▶ _WHAT THE EXERCISE ASKS_
All of the material below is to be returned exactly.

▶ _DATA SUPPLIED_
+ + + + + + +
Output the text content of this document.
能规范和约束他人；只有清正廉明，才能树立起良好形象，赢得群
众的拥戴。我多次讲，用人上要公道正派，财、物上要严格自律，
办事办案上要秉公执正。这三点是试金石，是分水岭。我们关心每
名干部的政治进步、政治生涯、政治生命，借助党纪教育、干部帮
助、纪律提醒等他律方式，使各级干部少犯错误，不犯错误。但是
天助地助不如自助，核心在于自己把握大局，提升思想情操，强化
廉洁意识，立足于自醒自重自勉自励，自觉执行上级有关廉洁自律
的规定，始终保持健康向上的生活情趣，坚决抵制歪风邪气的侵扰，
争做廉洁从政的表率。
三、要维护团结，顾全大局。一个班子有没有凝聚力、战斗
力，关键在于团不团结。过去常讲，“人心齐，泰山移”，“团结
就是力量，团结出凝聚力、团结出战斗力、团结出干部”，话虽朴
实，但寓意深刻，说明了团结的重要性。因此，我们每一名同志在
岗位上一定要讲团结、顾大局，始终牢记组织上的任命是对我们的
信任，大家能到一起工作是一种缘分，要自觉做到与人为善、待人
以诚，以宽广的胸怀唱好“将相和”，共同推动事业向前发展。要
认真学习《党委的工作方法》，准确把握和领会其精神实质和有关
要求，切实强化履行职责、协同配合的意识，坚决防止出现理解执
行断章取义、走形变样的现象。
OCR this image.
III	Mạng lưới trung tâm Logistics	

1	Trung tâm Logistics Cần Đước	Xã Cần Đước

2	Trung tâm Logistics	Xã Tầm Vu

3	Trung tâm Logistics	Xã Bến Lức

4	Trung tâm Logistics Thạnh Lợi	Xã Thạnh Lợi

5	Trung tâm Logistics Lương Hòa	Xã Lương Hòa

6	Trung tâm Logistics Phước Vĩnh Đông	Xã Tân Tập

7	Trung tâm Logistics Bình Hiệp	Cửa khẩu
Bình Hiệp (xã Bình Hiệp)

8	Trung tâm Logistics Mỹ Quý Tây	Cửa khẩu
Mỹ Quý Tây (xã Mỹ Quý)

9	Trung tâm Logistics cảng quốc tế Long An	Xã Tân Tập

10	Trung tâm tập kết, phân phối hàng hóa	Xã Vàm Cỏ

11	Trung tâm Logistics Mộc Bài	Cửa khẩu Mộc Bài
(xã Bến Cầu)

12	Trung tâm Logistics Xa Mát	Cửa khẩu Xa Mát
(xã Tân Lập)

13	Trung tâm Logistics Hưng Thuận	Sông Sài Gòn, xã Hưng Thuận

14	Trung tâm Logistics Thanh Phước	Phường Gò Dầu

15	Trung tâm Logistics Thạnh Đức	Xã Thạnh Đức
+ + + + + + +
▶ _RESULT OF THE EXERCISE_
Output the text content of this document.
能规范和约束他人；只有清正廉明，才能树立起良好形象，赢得群
众的拥戴。我多次讲，用人上要公道正派，财、物上要严格自律，
办事办案上要秉公执正。这三点是试金石，是分水岭。我们关心每
名干部的政治进步、政治生涯、政治生命，借助党纪教育、干部帮
助、纪律提醒等他律方式，使各级干部少犯错误，不犯错误。但是
天助地助不如自助，核心在于自己把握大局，提升思想情操，强化
廉洁意识，立足于自醒自重自勉自励，自觉执行上级有关廉洁自律
的规定，始终保持健康向上的生活情趣，坚决抵制歪风邪气的侵扰，
争做廉洁从政的表率。
三、要维护团结，顾全大局。一个班子有没有凝聚力、战斗
力，关键在于团不团结。过去常讲，“人心齐，泰山移”，“团结
就是力量，团结出凝聚力、团结出战斗力、团结出干部”，话虽朴
实，但寓意深刻，说明了团结的重要性。因此，我们每一名同志在
岗位上一定要讲团结、顾大局，始终牢记组织上的任命是对我们的
信任，大家能到一起工作是一种缘分，要自觉做到与人为善、待人
以诚，以宽广的胸怀唱好“将相和”，共同推动事业向前发展。要
认真学习《党委的工作方法》，准确把握和领会其精神实质和有关
要求，切实强化履行职责、协同配合的意识，坚决防止出现理解执
行断章取义、走形变样的现象。
OCR this image.
III	Mạng lưới trung tâm Logistics	

1	Trung tâm Logistics Cần Đước	Xã Cần Đước

2	Trung tâm Logistics	Xã Tầm Vu

3	Trung tâm Logistics	Xã Bến Lức

4	Trung tâm Logistics Thạnh Lợi	Xã Thạnh Lợi

5	Trung tâm Logistics Lương Hòa	Xã Lương Hòa

6	Trung tâm Logistics Phước Vĩnh Đông	Xã Tân Tập

7	Trung tâm Logistics Bình Hiệp	Cửa khẩu
Bình Hiệp (xã Bình Hiệp)

8	Trung tâm Logistics Mỹ Quý Tây	Cửa khẩu
Mỹ Quý Tây (xã Mỹ Quý)

9	Trung tâm Logistics cảng quốc tế Long An	Xã Tân Tập

10	Trung tâm tập kết, phân phối hàng hóa	Xã Vàm Cỏ

11	Trung tâm Logistics Mộc Bài	Cửa khẩu Mộc Bài
(xã Bến Cầu)

12	Trung tâm Logistics Xa Mát	Cửa khẩu Xa Mát
(xã Tân Lập)

13	Trung tâm Logistics Hưng Thuận	Sông Sài Gòn, xã Hưng Thuận

14	Trung tâm Logistics Thanh Phước	Phường Gò Dầu

15	Trung tâm Logistics Thạnh Đức	Xã Thạnh Đức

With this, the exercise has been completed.